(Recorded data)

===============

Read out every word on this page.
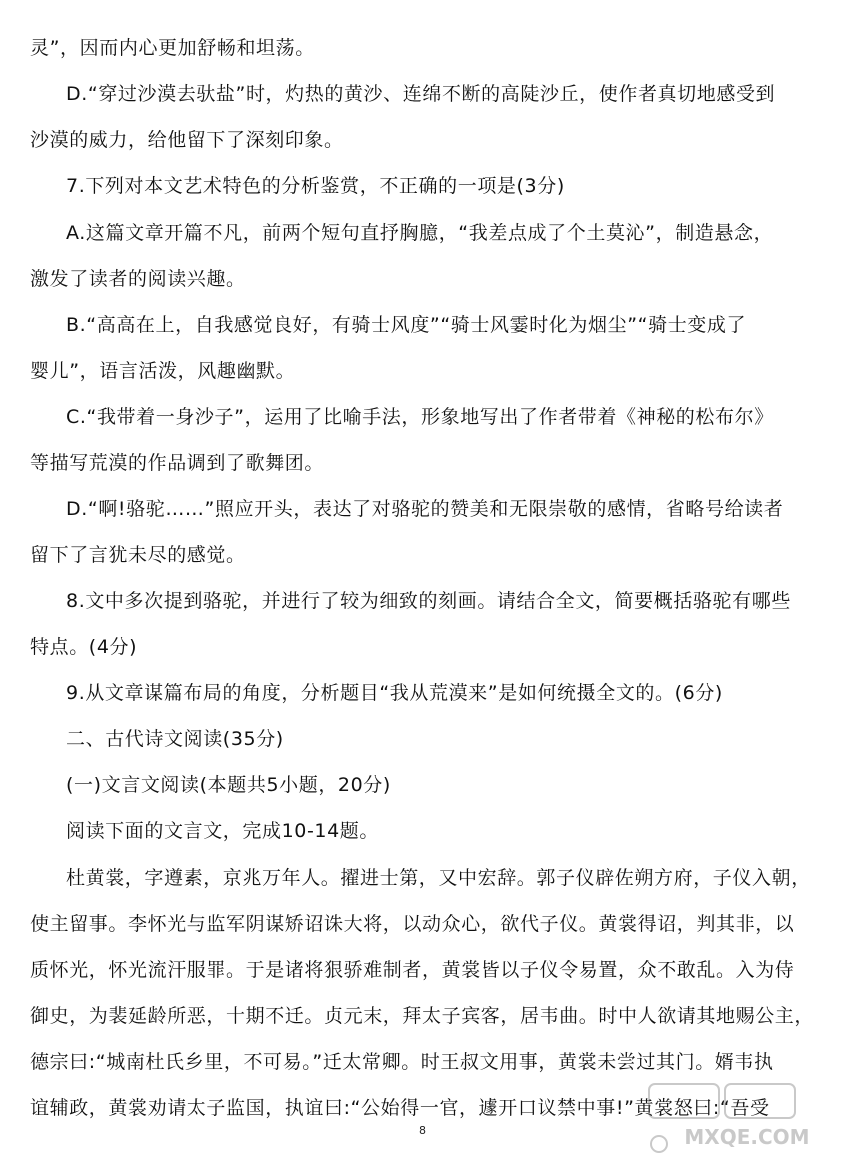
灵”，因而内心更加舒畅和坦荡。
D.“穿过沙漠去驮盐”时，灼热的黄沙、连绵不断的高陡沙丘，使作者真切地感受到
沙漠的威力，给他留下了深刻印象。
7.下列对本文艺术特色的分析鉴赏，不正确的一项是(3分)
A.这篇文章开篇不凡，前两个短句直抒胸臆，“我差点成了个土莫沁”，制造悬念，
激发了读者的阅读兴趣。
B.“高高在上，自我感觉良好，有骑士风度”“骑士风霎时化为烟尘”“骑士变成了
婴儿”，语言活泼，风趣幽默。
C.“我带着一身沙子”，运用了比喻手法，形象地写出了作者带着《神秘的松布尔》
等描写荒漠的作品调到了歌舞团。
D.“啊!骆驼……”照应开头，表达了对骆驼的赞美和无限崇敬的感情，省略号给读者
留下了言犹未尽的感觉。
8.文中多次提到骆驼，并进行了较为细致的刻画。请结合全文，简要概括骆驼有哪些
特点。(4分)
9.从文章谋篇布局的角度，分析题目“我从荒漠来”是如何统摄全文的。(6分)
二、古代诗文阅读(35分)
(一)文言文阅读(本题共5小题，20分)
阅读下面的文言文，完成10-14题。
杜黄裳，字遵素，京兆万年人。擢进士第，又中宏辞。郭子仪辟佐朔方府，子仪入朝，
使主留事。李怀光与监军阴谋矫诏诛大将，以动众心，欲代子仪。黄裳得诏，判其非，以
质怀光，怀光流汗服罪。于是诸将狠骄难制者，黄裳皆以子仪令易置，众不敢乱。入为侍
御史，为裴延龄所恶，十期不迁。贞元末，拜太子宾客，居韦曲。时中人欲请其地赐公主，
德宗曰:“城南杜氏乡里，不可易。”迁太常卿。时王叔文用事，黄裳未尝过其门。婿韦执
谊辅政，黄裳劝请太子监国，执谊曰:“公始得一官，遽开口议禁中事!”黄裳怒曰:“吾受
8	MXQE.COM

===============

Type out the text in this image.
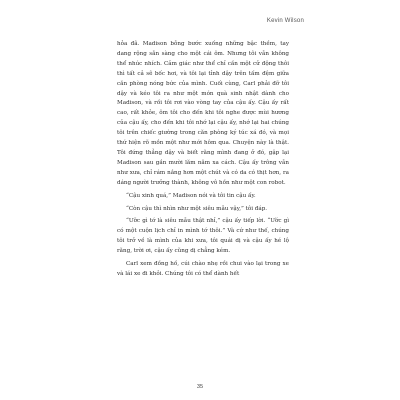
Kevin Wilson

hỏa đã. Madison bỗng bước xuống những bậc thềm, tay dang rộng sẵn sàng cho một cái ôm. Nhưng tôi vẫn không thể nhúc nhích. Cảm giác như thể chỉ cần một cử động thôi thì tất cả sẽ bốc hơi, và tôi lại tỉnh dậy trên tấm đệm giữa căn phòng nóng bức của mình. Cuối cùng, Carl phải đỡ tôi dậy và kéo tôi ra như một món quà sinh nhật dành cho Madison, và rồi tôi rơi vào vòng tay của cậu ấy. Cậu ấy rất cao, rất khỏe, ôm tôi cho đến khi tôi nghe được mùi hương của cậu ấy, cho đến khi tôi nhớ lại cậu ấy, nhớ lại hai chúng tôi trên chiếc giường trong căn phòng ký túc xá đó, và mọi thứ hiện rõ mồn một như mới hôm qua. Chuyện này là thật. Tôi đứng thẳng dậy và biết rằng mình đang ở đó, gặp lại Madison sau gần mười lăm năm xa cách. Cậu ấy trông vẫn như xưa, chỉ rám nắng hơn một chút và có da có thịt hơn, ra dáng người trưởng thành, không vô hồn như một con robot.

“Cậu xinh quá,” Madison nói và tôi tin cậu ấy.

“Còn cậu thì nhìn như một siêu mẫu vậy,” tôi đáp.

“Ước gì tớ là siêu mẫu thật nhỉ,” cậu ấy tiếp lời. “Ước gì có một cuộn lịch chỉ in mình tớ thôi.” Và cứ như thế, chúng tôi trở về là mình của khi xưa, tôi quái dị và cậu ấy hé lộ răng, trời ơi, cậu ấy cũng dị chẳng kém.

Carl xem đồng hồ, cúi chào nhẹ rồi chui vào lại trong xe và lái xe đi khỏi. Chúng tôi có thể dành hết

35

===============

### What the exercise asks
Identify the lines in the entries that hold "siêu" and return each one.

### Solved problem
“Còn cậu thì nhìn như một siêu mẫu vậy,” tôi đáp.
“Ước gì tớ là siêu mẫu thật nhỉ,” cậu ấy tiếp lời. “Ước gì có một cuộn lịch chỉ in mình tớ thôi.” Và cứ như thế, chúng tôi trở về là mình của khi xưa, tôi quái dị và cậu ấy hé lộ răng, trời ơi, cậu ấy cũng dị chẳng kém.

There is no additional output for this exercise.